## Begin

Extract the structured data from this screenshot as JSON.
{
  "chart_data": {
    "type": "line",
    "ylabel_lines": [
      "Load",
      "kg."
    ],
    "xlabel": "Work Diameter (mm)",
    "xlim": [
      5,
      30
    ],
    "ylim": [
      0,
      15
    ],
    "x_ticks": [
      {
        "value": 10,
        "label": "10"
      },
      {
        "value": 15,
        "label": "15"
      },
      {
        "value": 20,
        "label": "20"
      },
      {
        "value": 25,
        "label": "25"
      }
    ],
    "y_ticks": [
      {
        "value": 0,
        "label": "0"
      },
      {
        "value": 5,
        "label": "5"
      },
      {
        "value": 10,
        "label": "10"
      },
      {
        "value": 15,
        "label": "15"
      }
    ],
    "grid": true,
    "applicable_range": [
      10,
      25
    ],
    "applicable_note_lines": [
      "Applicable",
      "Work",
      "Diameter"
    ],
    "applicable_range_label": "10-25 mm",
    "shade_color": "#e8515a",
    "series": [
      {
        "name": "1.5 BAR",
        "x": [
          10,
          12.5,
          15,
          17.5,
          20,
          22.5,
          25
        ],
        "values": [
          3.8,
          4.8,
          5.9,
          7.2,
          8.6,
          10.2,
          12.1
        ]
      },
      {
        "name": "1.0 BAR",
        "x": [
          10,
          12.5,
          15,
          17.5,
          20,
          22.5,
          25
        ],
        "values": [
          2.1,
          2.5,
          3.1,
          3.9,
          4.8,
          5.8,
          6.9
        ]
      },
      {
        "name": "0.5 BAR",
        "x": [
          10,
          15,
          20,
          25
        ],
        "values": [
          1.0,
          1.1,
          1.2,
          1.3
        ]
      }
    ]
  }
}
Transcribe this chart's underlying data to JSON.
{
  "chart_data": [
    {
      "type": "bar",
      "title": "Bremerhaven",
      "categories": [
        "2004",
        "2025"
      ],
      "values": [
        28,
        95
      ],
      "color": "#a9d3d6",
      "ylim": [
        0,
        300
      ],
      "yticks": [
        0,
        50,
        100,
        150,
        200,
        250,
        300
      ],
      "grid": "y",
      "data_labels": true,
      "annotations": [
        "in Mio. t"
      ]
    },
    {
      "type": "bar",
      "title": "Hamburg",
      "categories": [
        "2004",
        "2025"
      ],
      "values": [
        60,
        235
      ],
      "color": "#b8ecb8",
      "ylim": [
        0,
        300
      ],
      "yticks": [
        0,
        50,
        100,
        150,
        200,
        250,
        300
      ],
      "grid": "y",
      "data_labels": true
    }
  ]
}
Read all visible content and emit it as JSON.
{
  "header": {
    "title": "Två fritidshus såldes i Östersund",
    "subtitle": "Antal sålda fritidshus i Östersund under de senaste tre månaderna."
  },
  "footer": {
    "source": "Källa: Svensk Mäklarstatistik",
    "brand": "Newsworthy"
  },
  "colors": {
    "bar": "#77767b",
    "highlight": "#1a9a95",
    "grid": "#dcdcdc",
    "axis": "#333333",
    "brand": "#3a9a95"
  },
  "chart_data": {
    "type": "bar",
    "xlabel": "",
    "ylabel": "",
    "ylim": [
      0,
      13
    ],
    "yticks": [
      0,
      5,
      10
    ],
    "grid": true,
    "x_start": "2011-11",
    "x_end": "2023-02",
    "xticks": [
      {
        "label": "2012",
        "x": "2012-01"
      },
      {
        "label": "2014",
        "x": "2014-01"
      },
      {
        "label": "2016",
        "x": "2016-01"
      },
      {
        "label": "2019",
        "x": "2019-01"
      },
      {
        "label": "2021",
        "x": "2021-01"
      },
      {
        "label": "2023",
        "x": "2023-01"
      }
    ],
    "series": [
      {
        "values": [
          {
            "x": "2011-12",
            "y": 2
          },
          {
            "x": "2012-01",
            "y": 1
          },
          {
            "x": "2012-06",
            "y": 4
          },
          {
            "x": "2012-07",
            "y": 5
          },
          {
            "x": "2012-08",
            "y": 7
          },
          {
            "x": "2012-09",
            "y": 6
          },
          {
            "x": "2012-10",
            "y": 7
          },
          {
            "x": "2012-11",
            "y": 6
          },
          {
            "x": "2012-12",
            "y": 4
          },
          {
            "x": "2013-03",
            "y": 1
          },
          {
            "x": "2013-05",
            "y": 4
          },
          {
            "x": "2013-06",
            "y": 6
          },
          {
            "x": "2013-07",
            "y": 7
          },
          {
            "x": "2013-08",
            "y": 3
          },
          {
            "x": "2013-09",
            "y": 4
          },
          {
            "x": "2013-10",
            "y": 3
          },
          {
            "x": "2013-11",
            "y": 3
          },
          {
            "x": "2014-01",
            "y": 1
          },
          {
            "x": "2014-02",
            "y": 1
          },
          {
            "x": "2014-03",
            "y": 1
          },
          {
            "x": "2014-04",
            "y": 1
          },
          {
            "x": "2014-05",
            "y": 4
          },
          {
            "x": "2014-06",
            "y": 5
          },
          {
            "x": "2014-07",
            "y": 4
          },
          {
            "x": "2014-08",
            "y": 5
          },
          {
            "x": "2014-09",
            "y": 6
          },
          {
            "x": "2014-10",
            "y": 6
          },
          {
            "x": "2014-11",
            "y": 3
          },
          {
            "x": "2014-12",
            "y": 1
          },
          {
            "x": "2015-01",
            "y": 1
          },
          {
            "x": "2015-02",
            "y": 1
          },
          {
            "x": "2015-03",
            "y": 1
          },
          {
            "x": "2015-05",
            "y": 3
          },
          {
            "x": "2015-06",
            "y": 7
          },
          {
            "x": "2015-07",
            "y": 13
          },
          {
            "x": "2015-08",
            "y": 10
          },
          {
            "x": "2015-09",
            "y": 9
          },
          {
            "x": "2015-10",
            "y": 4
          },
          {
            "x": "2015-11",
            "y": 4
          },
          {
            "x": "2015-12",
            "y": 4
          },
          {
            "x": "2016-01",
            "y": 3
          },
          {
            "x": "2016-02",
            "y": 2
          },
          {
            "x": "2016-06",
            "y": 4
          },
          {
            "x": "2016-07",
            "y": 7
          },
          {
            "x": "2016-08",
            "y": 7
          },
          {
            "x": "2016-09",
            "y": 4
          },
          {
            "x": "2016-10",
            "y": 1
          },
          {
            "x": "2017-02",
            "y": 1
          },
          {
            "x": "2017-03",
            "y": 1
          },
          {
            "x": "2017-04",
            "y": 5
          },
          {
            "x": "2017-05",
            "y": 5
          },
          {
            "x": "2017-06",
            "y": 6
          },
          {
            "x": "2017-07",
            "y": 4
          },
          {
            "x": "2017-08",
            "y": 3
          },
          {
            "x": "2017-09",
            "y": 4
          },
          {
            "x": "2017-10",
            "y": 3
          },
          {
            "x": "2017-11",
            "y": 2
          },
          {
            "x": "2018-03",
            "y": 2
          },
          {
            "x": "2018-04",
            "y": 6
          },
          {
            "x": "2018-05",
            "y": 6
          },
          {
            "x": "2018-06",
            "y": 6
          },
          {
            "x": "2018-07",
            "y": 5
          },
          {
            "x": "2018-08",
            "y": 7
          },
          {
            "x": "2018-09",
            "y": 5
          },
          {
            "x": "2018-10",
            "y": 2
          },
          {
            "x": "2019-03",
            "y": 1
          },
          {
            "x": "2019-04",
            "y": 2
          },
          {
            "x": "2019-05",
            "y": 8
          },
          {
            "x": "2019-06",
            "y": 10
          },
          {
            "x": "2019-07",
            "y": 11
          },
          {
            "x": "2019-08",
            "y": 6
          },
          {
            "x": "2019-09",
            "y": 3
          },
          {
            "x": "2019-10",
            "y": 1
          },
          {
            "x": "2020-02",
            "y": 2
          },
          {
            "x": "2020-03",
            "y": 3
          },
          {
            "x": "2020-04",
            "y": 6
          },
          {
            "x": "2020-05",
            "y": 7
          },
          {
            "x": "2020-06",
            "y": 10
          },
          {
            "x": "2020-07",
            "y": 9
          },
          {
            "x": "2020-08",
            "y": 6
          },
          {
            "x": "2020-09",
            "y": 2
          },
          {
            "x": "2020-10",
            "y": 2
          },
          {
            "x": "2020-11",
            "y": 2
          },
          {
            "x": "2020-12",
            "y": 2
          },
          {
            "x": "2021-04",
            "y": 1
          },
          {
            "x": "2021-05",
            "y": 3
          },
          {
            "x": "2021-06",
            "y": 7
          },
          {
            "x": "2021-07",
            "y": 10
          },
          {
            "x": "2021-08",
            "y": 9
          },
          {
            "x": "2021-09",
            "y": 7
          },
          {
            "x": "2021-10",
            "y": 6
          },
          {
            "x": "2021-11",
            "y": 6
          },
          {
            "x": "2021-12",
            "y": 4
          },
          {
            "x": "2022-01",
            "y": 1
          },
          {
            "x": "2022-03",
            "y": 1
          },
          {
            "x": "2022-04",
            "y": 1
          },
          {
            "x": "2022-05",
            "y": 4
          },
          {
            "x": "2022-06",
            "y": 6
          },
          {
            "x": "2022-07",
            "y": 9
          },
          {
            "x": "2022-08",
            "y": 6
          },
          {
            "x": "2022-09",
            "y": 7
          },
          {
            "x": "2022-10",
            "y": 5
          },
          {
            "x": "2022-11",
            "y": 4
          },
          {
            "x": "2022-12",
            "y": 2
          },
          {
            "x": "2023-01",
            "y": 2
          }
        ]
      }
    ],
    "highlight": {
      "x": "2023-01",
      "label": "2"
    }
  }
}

## End

*Objective*: List all lines in the material containing the string "fritidshus".

*Exercise response*:
    "title": "Två fritidshus såldes i Östersund",
    "subtitle": "Antal sålda fritidshus i Östersund under de senaste tre månaderna."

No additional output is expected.